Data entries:
****
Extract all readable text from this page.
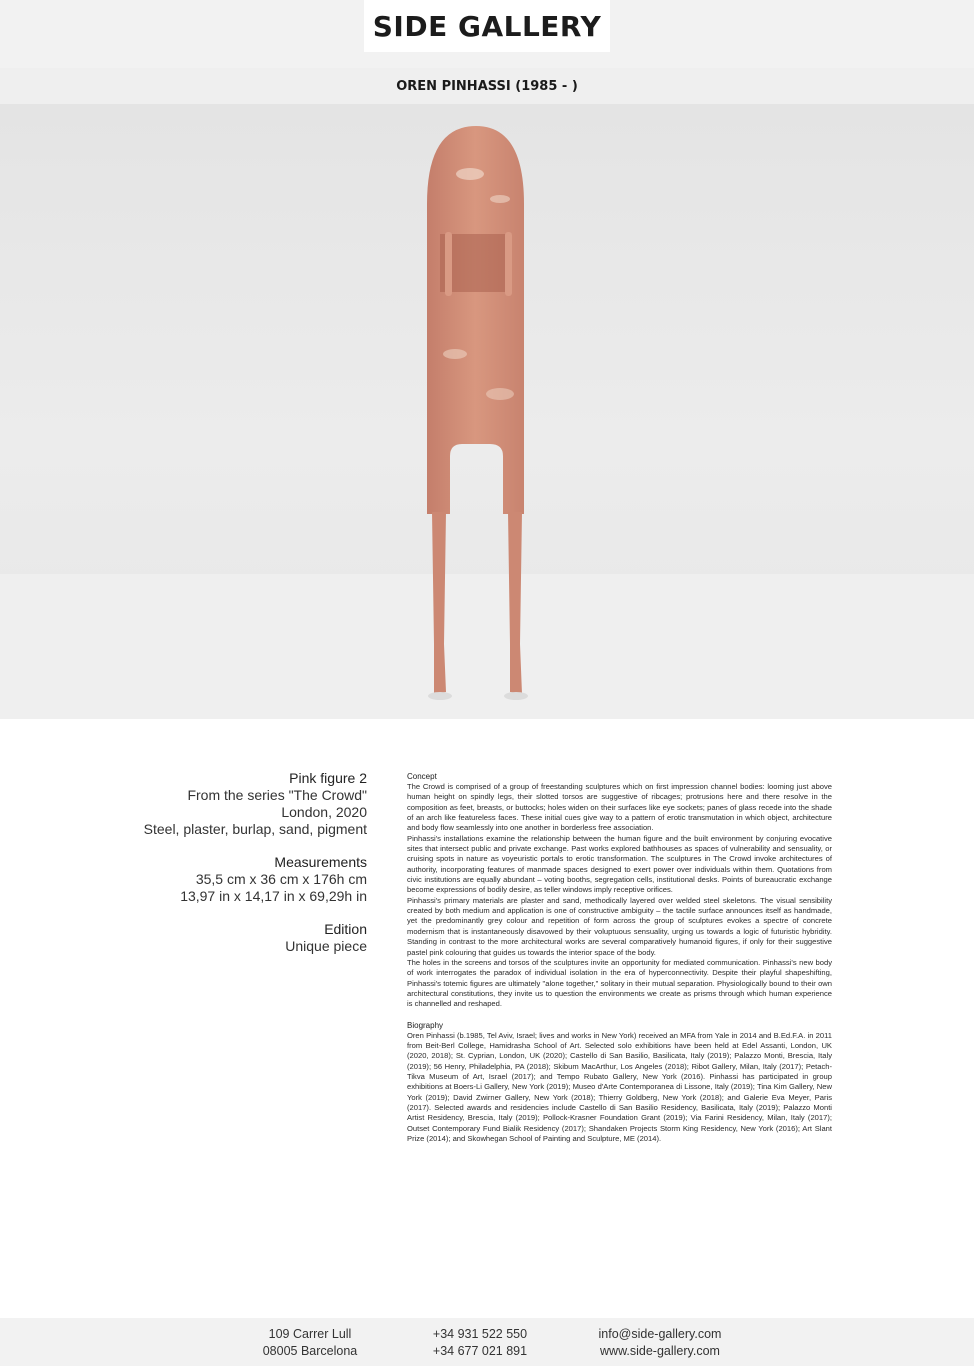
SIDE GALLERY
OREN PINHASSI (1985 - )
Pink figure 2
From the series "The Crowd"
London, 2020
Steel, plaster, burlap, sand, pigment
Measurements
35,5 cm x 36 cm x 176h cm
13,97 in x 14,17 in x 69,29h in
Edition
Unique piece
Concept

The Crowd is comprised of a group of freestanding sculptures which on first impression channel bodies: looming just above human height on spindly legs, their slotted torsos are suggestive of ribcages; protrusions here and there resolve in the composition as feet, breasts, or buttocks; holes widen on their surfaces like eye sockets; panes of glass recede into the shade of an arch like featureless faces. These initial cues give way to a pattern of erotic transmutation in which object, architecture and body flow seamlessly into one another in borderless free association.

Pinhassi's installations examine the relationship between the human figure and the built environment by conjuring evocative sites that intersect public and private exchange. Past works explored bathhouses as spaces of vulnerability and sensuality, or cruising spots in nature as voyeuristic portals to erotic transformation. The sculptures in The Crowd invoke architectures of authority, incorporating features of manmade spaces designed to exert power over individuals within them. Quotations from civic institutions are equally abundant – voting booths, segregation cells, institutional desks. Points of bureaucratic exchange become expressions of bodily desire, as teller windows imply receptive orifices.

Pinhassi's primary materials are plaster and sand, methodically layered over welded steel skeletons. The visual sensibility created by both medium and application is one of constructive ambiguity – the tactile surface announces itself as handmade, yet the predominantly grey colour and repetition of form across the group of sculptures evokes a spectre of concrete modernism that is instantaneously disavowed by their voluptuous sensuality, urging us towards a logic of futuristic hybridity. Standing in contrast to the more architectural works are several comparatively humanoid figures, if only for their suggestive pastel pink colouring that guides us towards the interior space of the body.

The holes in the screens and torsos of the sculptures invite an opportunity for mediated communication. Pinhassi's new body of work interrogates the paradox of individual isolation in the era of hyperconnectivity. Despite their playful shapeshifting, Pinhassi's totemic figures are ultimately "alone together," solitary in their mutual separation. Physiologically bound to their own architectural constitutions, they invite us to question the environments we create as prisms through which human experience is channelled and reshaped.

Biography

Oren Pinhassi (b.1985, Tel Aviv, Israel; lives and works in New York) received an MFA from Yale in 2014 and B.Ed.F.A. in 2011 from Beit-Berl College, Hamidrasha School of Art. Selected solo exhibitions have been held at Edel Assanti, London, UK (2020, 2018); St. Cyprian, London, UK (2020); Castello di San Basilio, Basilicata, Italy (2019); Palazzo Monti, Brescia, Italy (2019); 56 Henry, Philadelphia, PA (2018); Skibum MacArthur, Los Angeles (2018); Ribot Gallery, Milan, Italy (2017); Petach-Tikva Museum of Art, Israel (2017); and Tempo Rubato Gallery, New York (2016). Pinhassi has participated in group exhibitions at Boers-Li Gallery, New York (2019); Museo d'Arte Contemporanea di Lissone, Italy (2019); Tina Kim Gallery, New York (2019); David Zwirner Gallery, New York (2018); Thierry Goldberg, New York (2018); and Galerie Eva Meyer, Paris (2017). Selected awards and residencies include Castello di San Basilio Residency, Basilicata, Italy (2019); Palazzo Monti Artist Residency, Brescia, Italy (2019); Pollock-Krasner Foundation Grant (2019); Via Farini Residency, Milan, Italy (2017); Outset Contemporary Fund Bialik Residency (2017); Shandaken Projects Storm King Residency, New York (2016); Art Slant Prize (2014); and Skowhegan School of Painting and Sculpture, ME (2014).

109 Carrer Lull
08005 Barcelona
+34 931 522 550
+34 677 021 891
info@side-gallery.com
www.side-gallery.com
****
_YOUR OBJECTIVE_
Return all the data above as written, leaving out only the pictures.

_ANSWER TO THE PROBLEM_
Extract all readable text from this page.
SIDE GALLERY
OREN PINHASSI (1985 - )
Pink figure 2
From the series "The Crowd"
London, 2020
Steel, plaster, burlap, sand, pigment
Measurements
35,5 cm x 36 cm x 176h cm
13,97 in x 14,17 in x 69,29h in
Edition
Unique piece
Concept

The Crowd is comprised of a group of freestanding sculptures which on first impression channel bodies: looming just above human height on spindly legs, their slotted torsos are suggestive of ribcages; protrusions here and there resolve in the composition as feet, breasts, or buttocks; holes widen on their surfaces like eye sockets; panes of glass recede into the shade of an arch like featureless faces. These initial cues give way to a pattern of erotic transmutation in which object, architecture and body flow seamlessly into one another in borderless free association.

Pinhassi's installations examine the relationship between the human figure and the built environment by conjuring evocative sites that intersect public and private exchange. Past works explored bathhouses as spaces of vulnerability and sensuality, or cruising spots in nature as voyeuristic portals to erotic transformation. The sculptures in The Crowd invoke architectures of authority, incorporating features of manmade spaces designed to exert power over individuals within them. Quotations from civic institutions are equally abundant – voting booths, segregation cells, institutional desks. Points of bureaucratic exchange become expressions of bodily desire, as teller windows imply receptive orifices.

Pinhassi's primary materials are plaster and sand, methodically layered over welded steel skeletons. The visual sensibility created by both medium and application is one of constructive ambiguity – the tactile surface announces itself as handmade, yet the predominantly grey colour and repetition of form across the group of sculptures evokes a spectre of concrete modernism that is instantaneously disavowed by their voluptuous sensuality, urging us towards a logic of futuristic hybridity. Standing in contrast to the more architectural works are several comparatively humanoid figures, if only for their suggestive pastel pink colouring that guides us towards the interior space of the body.

The holes in the screens and torsos of the sculptures invite an opportunity for mediated communication. Pinhassi's new body of work interrogates the paradox of individual isolation in the era of hyperconnectivity. Despite their playful shapeshifting, Pinhassi's totemic figures are ultimately "alone together," solitary in their mutual separation. Physiologically bound to their own architectural constitutions, they invite us to question the environments we create as prisms through which human experience is channelled and reshaped.

Biography

Oren Pinhassi (b.1985, Tel Aviv, Israel; lives and works in New York) received an MFA from Yale in 2014 and B.Ed.F.A. in 2011 from Beit-Berl College, Hamidrasha School of Art. Selected solo exhibitions have been held at Edel Assanti, London, UK (2020, 2018); St. Cyprian, London, UK (2020); Castello di San Basilio, Basilicata, Italy (2019); Palazzo Monti, Brescia, Italy (2019); 56 Henry, Philadelphia, PA (2018); Skibum MacArthur, Los Angeles (2018); Ribot Gallery, Milan, Italy (2017); Petach-Tikva Museum of Art, Israel (2017); and Tempo Rubato Gallery, New York (2016). Pinhassi has participated in group exhibitions at Boers-Li Gallery, New York (2019); Museo d'Arte Contemporanea di Lissone, Italy (2019); Tina Kim Gallery, New York (2019); David Zwirner Gallery, New York (2018); Thierry Goldberg, New York (2018); and Galerie Eva Meyer, Paris (2017). Selected awards and residencies include Castello di San Basilio Residency, Basilicata, Italy (2019); Palazzo Monti Artist Residency, Brescia, Italy (2019); Pollock-Krasner Foundation Grant (2019); Via Farini Residency, Milan, Italy (2017); Outset Contemporary Fund Bialik Residency (2017); Shandaken Projects Storm King Residency, New York (2016); Art Slant Prize (2014); and Skowhegan School of Painting and Sculpture, ME (2014).

109 Carrer Lull
08005 Barcelona
+34 931 522 550
+34 677 021 891
info@side-gallery.com
www.side-gallery.com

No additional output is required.